-- START --

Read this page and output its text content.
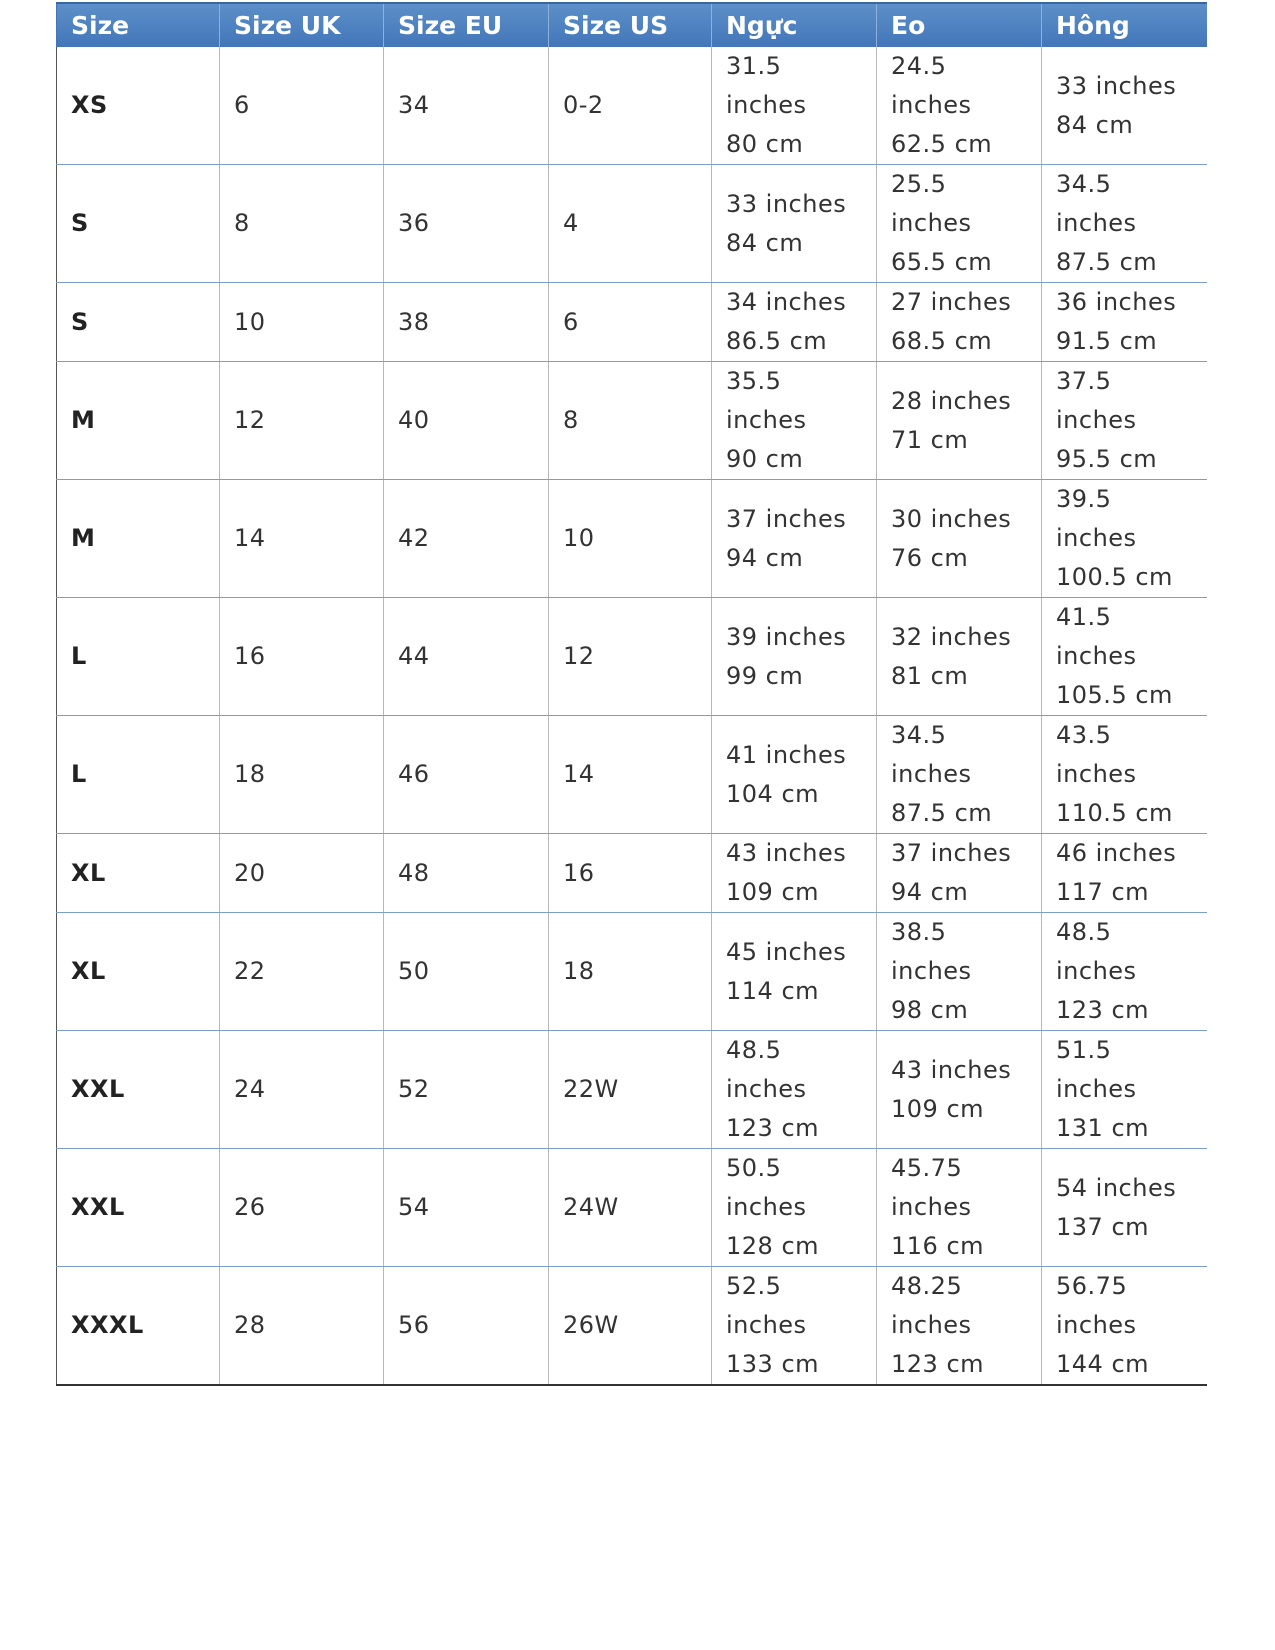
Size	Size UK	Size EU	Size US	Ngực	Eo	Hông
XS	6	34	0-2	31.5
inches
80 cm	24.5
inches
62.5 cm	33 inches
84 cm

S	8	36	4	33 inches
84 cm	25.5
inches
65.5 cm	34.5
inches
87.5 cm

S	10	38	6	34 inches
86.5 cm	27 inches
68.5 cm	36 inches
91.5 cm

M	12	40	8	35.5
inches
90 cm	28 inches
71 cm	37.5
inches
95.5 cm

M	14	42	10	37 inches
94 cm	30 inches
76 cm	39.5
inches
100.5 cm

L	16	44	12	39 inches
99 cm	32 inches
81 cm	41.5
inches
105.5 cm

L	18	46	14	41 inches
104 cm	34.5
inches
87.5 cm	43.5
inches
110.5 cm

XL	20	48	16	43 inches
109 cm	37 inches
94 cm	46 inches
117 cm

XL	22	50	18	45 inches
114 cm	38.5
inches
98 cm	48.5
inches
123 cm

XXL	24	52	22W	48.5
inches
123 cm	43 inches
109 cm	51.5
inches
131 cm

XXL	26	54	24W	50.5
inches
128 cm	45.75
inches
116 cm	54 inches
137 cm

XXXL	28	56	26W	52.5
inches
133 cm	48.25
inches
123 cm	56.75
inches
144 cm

-- END --
-- START --

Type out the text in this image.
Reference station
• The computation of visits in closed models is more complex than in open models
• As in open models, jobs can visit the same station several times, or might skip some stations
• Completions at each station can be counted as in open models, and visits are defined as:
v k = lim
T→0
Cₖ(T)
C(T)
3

-- END --

From the entries above, extract every line where the word "station" appears.

**Solution for this task:**
Reference station
• As in open models, jobs can visit the same station several times, or might skip some stations
• Completions at each station can be counted as in open models, and visits are defined as:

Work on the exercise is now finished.